WRITTEN PROBLEM:
The records that follow should be retyped word for word.

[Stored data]

-*-

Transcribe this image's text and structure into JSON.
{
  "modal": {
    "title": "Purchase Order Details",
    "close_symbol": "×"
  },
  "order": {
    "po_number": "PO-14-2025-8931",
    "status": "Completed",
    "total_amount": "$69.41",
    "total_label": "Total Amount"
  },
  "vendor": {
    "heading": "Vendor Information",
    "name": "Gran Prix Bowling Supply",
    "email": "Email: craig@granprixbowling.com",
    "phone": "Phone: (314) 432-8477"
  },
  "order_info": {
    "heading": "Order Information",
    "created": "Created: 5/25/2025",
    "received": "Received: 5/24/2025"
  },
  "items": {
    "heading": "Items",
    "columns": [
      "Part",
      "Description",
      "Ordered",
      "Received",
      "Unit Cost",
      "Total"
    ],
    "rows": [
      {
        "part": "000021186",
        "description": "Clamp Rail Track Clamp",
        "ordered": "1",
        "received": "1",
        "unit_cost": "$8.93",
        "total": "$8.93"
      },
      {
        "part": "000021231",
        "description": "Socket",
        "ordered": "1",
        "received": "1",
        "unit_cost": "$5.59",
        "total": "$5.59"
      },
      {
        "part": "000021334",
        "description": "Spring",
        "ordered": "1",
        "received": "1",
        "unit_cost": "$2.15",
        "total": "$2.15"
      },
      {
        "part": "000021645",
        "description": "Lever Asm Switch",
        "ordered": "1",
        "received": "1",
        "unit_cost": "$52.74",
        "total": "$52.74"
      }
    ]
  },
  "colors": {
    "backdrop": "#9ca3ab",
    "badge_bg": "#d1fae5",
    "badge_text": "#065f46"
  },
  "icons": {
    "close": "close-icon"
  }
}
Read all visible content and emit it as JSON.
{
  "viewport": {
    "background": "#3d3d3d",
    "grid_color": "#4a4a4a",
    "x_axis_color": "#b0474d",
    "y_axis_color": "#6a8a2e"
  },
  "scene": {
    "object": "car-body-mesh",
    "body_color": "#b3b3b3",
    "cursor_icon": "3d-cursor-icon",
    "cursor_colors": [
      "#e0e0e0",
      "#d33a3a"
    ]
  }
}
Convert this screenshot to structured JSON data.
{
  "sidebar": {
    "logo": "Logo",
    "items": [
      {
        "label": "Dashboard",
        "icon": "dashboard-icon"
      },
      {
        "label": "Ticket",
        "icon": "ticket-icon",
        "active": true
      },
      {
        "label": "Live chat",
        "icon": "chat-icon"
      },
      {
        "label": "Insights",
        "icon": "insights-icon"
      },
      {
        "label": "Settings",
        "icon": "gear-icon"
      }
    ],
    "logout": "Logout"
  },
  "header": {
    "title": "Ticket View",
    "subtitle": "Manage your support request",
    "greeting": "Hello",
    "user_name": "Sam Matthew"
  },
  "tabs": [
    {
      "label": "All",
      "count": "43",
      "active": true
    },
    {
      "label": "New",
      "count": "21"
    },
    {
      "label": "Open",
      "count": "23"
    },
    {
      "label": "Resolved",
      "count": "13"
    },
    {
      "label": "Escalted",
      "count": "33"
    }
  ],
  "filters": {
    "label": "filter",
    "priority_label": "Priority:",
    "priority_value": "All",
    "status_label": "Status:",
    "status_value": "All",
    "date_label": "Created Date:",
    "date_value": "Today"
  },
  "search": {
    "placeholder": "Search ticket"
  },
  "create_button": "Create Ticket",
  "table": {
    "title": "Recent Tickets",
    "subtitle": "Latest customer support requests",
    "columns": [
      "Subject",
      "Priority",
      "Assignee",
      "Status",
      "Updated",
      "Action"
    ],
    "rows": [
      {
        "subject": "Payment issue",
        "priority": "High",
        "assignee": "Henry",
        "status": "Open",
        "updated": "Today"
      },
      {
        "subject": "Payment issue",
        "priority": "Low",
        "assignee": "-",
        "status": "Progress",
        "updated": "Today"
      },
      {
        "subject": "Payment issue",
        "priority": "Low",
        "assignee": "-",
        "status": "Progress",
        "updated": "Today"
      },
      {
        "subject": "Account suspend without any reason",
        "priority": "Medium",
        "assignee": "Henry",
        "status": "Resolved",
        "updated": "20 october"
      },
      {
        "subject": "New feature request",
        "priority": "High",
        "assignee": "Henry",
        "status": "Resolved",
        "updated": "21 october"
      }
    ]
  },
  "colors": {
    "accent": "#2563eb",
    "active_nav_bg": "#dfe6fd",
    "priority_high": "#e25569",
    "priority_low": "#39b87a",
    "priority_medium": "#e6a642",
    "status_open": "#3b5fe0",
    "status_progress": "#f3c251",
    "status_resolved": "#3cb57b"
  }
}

-*-

PROBLEM SOLUTION:
Transcribe this image's text and structure into JSON.
{
  "modal": {
    "title": "Purchase Order Details",
    "close_symbol": "×"
  },
  "order": {
    "po_number": "PO-14-2025-8931",
    "status": "Completed",
    "total_amount": "$69.41",
    "total_label": "Total Amount"
  },
  "vendor": {
    "heading": "Vendor Information",
    "name": "Gran Prix Bowling Supply",
    "email": "Email: craig@granprixbowling.com",
    "phone": "Phone: (314) 432-8477"
  },
  "order_info": {
    "heading": "Order Information",
    "created": "Created: 5/25/2025",
    "received": "Received: 5/24/2025"
  },
  "items": {
    "heading": "Items",
    "columns": [
      "Part",
      "Description",
      "Ordered",
      "Received",
      "Unit Cost",
      "Total"
    ],
    "rows": [
      {
        "part": "000021186",
        "description": "Clamp Rail Track Clamp",
        "ordered": "1",
        "received": "1",
        "unit_cost": "$8.93",
        "total": "$8.93"
      },
      {
        "part": "000021231",
        "description": "Socket",
        "ordered": "1",
        "received": "1",
        "unit_cost": "$5.59",
        "total": "$5.59"
      },
      {
        "part": "000021334",
        "description": "Spring",
        "ordered": "1",
        "received": "1",
        "unit_cost": "$2.15",
        "total": "$2.15"
      },
      {
        "part": "000021645",
        "description": "Lever Asm Switch",
        "ordered": "1",
        "received": "1",
        "unit_cost": "$52.74",
        "total": "$52.74"
      }
    ]
  },
  "colors": {
    "backdrop": "#9ca3ab",
    "badge_bg": "#d1fae5",
    "badge_text": "#065f46"
  },
  "icons": {
    "close": "close-icon"
  }
}
Read all visible content and emit it as JSON.
{
  "viewport": {
    "background": "#3d3d3d",
    "grid_color": "#4a4a4a",
    "x_axis_color": "#b0474d",
    "y_axis_color": "#6a8a2e"
  },
  "scene": {
    "object": "car-body-mesh",
    "body_color": "#b3b3b3",
    "cursor_icon": "3d-cursor-icon",
    "cursor_colors": [
      "#e0e0e0",
      "#d33a3a"
    ]
  }
}
Convert this screenshot to structured JSON data.
{
  "sidebar": {
    "logo": "Logo",
    "items": [
      {
        "label": "Dashboard",
        "icon": "dashboard-icon"
      },
      {
        "label": "Ticket",
        "icon": "ticket-icon",
        "active": true
      },
      {
        "label": "Live chat",
        "icon": "chat-icon"
      },
      {
        "label": "Insights",
        "icon": "insights-icon"
      },
      {
        "label": "Settings",
        "icon": "gear-icon"
      }
    ],
    "logout": "Logout"
  },
  "header": {
    "title": "Ticket View",
    "subtitle": "Manage your support request",
    "greeting": "Hello",
    "user_name": "Sam Matthew"
  },
  "tabs": [
    {
      "label": "All",
      "count": "43",
      "active": true
    },
    {
      "label": "New",
      "count": "21"
    },
    {
      "label": "Open",
      "count": "23"
    },
    {
      "label": "Resolved",
      "count": "13"
    },
    {
      "label": "Escalted",
      "count": "33"
    }
  ],
  "filters": {
    "label": "filter",
    "priority_label": "Priority:",
    "priority_value": "All",
    "status_label": "Status:",
    "status_value": "All",
    "date_label": "Created Date:",
    "date_value": "Today"
  },
  "search": {
    "placeholder": "Search ticket"
  },
  "create_button": "Create Ticket",
  "table": {
    "title": "Recent Tickets",
    "subtitle": "Latest customer support requests",
    "columns": [
      "Subject",
      "Priority",
      "Assignee",
      "Status",
      "Updated",
      "Action"
    ],
    "rows": [
      {
        "subject": "Payment issue",
        "priority": "High",
        "assignee": "Henry",
        "status": "Open",
        "updated": "Today"
      },
      {
        "subject": "Payment issue",
        "priority": "Low",
        "assignee": "-",
        "status": "Progress",
        "updated": "Today"
      },
      {
        "subject": "Payment issue",
        "priority": "Low",
        "assignee": "-",
        "status": "Progress",
        "updated": "Today"
      },
      {
        "subject": "Account suspend without any reason",
        "priority": "Medium",
        "assignee": "Henry",
        "status": "Resolved",
        "updated": "20 october"
      },
      {
        "subject": "New feature request",
        "priority": "High",
        "assignee": "Henry",
        "status": "Resolved",
        "updated": "21 october"
      }
    ]
  },
  "colors": {
    "accent": "#2563eb",
    "active_nav_bg": "#dfe6fd",
    "priority_high": "#e25569",
    "priority_low": "#39b87a",
    "priority_medium": "#e6a642",
    "status_open": "#3b5fe0",
    "status_progress": "#f3c251",
    "status_resolved": "#3cb57b"
  }
}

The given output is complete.